## Article
---*---

Après un tel comportement, il n’est pas rare de constater que les auteurs de ces crimes mettent fin à leur jour, surtout quand ils ne sont pas formatés pour ça. Sauf que concernant Arthur Fleck (Joker), c’est une chose inconcevable. D’abord parce qu’il n’y aurait plus de film, ensuite parce qu’il est une réplique qui tient toute son importance. Une phrase d’ordre existentiel adressée à l’agent des services sociaux et qui vient conclure une réflexion parfaitement sensée. Cette phrase tient en deux mots : « j’existe ». Et on comprend à ce moment-là qu’Arthur tient à le faire savoir et qu’il ira jusqu’au bout du bout de sa démarche, en s’accrochant tant bien que mal à ses illusions qui tomberont les unes après les autres. Je ne raconte rien, c’est d’une logique implacable, sinon Arthur ne serait pas devenu Joker. C’est là que réside la raison pour laquelle les spectateurs détermineront, avec quelques différences notoires selon le perçu de chacun, le tournant du film et l’élément déclencheur qui fit naître Joker dans toute sa splendeur, pardon dans toute sa cruauté.

---*---

## Tâche courte 1
Recopiez l'article sur Arthur Fleck dans son intégralité.
L'article et les enregistrements n'ont aucun rapport entre eux.

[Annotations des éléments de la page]

---*---

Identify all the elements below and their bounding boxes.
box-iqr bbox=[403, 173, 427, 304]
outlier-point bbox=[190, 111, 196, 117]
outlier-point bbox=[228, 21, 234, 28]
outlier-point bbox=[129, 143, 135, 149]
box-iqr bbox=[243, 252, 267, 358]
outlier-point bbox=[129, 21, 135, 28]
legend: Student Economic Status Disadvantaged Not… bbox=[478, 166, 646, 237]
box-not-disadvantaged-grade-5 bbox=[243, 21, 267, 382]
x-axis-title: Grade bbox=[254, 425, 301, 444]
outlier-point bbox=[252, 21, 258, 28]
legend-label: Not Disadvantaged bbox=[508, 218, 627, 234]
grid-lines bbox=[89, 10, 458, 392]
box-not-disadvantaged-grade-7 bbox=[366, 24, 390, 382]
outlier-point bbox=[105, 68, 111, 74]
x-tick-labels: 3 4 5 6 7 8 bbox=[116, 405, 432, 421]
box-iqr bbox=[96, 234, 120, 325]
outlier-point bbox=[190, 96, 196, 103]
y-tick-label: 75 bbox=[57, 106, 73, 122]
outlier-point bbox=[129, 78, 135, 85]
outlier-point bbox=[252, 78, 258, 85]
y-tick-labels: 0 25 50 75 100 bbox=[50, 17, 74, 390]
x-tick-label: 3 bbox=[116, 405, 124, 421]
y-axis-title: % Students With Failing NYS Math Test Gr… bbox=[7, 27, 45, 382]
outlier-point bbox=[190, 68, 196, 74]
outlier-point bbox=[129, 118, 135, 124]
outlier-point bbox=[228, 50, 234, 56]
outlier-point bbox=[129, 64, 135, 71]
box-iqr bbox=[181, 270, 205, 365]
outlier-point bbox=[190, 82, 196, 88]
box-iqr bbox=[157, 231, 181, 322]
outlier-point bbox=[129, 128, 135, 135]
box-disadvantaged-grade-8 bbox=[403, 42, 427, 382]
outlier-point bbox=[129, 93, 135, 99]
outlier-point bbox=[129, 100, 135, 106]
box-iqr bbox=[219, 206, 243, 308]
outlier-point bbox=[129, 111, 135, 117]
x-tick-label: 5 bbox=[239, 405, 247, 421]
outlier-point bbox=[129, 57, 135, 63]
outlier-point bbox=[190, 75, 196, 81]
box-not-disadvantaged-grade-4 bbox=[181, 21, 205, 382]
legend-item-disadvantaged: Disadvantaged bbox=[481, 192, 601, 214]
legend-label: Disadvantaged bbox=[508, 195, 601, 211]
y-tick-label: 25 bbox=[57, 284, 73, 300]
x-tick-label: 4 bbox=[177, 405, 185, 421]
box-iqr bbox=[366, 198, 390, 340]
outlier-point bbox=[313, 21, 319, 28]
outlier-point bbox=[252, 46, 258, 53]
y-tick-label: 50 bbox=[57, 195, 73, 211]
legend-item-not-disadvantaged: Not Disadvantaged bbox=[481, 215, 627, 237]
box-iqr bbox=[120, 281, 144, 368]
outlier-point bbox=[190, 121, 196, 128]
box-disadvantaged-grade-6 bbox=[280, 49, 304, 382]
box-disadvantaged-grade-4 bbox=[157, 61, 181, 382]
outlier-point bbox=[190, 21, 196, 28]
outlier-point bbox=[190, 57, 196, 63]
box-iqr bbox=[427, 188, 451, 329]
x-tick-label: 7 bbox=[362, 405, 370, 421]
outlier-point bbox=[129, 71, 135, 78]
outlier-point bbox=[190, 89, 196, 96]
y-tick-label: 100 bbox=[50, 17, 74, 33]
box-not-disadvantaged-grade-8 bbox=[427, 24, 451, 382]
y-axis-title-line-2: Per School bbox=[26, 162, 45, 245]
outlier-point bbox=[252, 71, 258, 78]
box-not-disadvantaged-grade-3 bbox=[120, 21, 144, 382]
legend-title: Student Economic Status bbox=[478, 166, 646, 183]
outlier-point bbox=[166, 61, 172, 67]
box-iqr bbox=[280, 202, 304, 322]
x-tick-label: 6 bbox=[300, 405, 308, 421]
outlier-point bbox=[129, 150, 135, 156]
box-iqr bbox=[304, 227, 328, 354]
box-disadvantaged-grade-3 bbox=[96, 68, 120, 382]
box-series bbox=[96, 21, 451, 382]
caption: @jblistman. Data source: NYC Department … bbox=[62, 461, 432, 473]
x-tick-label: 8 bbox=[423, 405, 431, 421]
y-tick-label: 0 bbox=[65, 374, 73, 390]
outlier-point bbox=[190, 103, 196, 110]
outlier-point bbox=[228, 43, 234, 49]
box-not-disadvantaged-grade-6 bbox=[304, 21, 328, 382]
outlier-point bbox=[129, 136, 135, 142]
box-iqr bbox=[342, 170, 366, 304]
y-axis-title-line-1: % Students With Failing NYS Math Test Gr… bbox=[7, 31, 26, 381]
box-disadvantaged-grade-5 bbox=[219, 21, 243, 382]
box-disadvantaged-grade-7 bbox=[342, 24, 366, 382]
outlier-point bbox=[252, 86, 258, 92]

---*---

## Tâche courte 2
Reproduisez à l'identique les enregistrements en partant de leur toute première ligne ; arrêtez-vous après la ligne qui contient "box-not-disadvantaged-grade-5 bbox=[243, 21, 267, 382]", en l'incluant.

## Résultat de la tâche 1
Après un tel comportement, il n’est pas rare de constater que les auteurs de ces crimes mettent fin à leur jour, surtout quand ils ne sont pas formatés pour ça. Sauf que concernant Arthur Fleck (Joker), c’est une chose inconcevable. D’abord parce qu’il n’y aurait plus de film, ensuite parce qu’il est une réplique qui tient toute son importance. Une phrase d’ordre existentiel adressée à l’agent des services sociaux et qui vient conclure une réflexion parfaitement sensée. Cette phrase tient en deux mots : « j’existe ». Et on comprend à ce moment-là qu’Arthur tient à le faire savoir et qu’il ira jusqu’au bout du bout de sa démarche, en s’accrochant tant bien que mal à ses illusions qui tomberont les unes après les autres. Je ne raconte rien, c’est d’une logique implacable, sinon Arthur ne serait pas devenu Joker. C’est là que réside la raison pour laquelle les spectateurs détermineront, avec quelques différences notoires selon le perçu de chacun, le tournant du film et l’élément déclencheur qui fit naître Joker dans toute sa splendeur, pardon dans toute sa cruauté.

## Résultat de la tâche 2
Identify all the elements below and their bounding boxes.
box-iqr bbox=[403, 173, 427, 304]
outlier-point bbox=[190, 111, 196, 117]
outlier-point bbox=[228, 21, 234, 28]
outlier-point bbox=[129, 143, 135, 149]
box-iqr bbox=[243, 252, 267, 358]
outlier-point bbox=[129, 21, 135, 28]
legend: Student Economic Status Disadvantaged Not… bbox=[478, 166, 646, 237]
box-not-disadvantaged-grade-5 bbox=[243, 21, 267, 382]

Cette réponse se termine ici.